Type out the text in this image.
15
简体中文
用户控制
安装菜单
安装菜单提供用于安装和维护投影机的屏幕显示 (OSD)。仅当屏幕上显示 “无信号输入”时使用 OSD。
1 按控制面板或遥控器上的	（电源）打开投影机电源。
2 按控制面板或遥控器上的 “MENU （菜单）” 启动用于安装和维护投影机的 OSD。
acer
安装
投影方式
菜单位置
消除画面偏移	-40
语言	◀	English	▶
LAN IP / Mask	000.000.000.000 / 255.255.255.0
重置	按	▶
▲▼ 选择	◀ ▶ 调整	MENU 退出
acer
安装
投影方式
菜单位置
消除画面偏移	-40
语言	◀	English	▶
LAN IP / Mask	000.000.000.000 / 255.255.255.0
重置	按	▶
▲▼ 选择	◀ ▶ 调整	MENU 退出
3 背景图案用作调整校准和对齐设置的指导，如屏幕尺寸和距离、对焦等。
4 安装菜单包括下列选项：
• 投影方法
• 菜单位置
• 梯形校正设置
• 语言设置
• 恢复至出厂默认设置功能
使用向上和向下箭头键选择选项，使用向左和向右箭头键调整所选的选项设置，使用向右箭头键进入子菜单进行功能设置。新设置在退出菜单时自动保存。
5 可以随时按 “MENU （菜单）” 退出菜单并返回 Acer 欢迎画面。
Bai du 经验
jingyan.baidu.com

• • • •

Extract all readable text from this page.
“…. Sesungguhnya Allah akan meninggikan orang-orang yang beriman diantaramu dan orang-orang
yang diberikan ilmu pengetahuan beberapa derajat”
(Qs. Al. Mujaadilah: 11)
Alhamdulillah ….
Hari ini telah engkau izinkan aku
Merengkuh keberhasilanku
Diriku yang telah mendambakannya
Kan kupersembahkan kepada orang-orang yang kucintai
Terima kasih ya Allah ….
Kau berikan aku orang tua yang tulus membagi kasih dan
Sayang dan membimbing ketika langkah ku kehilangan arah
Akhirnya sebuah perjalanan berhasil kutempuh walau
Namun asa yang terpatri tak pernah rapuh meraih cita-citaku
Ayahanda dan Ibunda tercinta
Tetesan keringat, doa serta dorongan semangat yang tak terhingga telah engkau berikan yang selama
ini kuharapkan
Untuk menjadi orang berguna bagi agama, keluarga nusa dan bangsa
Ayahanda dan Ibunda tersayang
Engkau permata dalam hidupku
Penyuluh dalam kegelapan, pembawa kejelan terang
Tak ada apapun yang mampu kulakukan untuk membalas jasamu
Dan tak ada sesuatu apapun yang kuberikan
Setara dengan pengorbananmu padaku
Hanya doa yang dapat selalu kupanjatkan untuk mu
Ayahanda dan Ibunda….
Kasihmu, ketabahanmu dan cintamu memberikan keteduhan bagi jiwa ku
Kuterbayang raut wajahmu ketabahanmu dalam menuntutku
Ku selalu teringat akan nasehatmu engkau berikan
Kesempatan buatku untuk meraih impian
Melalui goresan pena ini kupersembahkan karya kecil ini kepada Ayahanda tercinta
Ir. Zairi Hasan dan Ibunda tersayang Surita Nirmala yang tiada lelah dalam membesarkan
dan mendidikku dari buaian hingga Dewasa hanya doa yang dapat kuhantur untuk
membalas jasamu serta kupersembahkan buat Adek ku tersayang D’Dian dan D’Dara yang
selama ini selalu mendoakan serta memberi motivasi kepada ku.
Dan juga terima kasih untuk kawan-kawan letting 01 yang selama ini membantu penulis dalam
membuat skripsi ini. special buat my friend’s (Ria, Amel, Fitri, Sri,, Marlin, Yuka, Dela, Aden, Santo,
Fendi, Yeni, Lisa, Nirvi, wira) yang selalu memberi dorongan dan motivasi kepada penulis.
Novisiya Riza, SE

• • • •

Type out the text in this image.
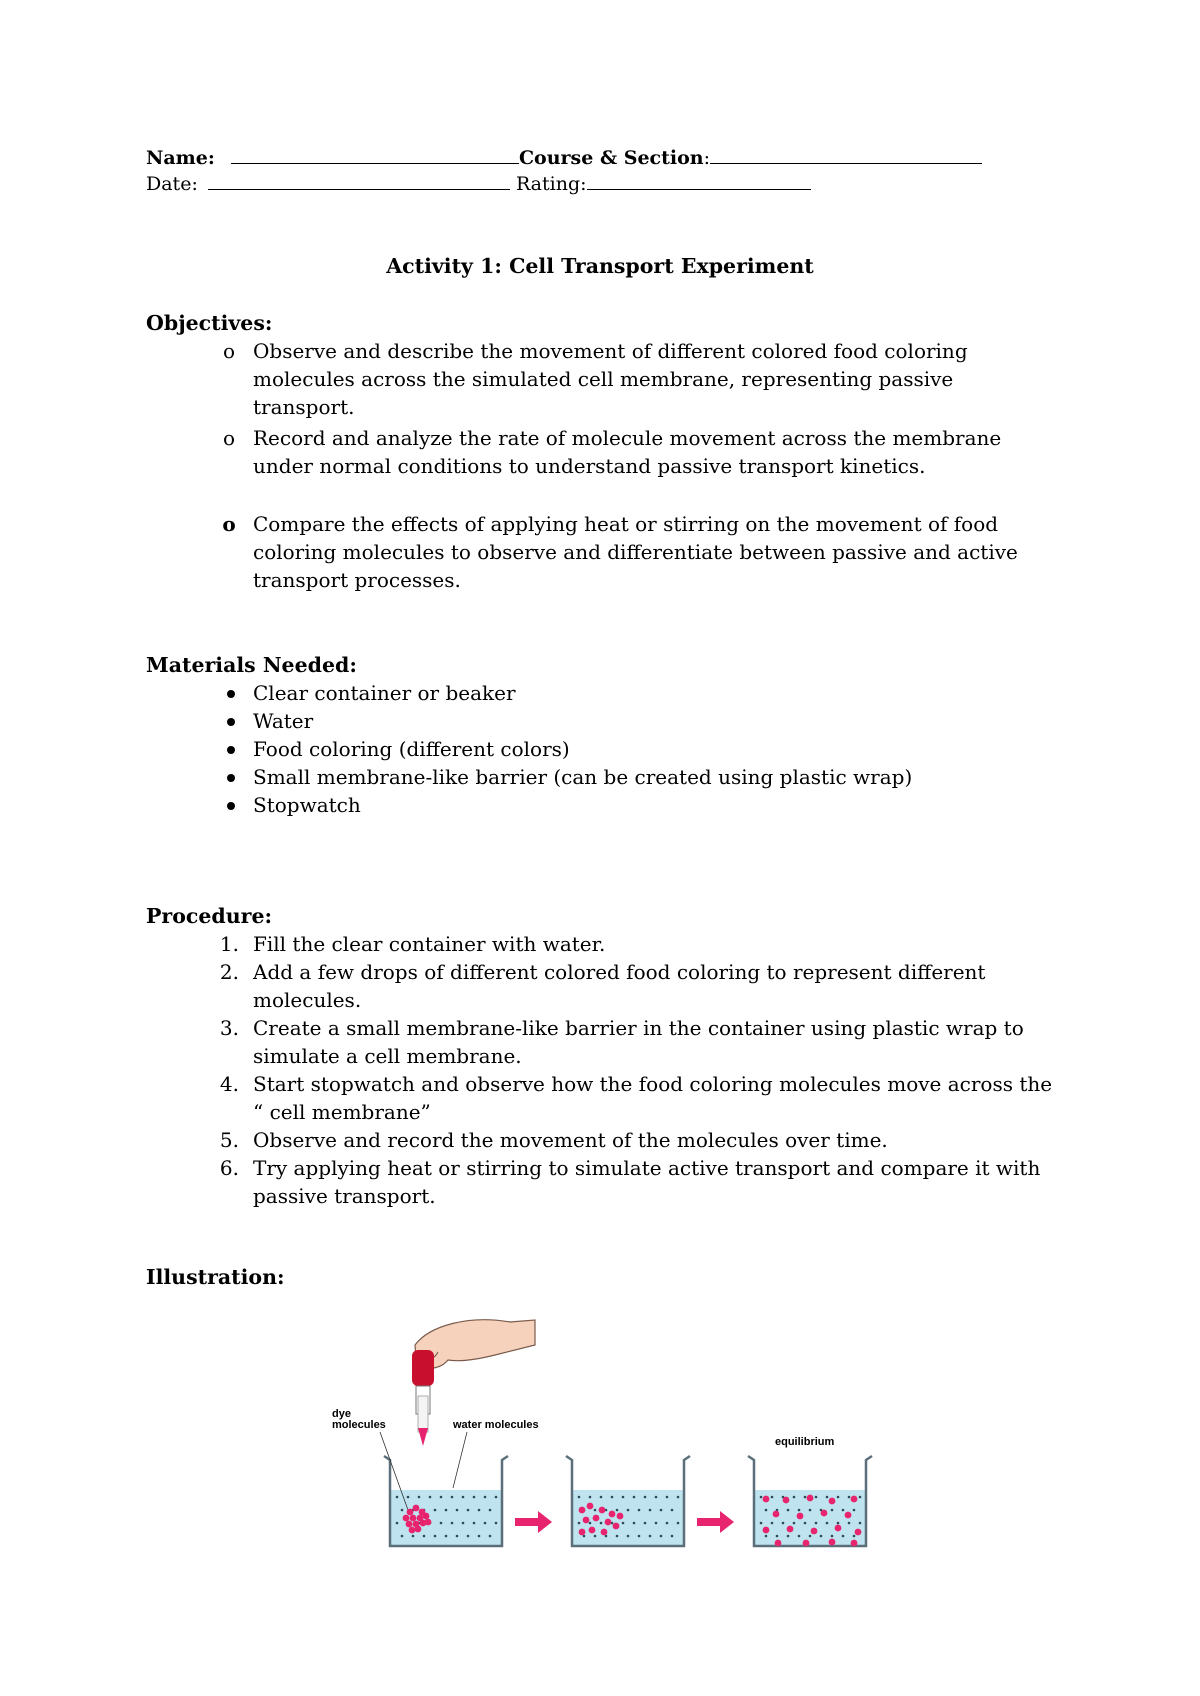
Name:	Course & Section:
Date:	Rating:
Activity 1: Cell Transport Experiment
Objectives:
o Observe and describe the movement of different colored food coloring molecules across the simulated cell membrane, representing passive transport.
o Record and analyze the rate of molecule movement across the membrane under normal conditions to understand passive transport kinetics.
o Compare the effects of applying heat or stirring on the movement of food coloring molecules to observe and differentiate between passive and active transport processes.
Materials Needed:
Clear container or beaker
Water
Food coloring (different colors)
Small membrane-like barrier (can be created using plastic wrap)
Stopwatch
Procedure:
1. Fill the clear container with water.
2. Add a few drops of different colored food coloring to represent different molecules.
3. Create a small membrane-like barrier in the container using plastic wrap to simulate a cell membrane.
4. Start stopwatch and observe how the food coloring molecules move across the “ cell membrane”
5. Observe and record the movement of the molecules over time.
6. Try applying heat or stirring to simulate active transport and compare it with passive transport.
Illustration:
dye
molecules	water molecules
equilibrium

• • • •

• _EXERCISE REQUIREMENTS_
Return every line holding the word "stirring" from the records.

• _EXERCISE OUTPUT_
o Compare the effects of applying heat or stirring on the movement of food coloring molecules to observe and differentiate between passive and active transport processes.
6. Try applying heat or stirring to simulate active transport and compare it with passive transport.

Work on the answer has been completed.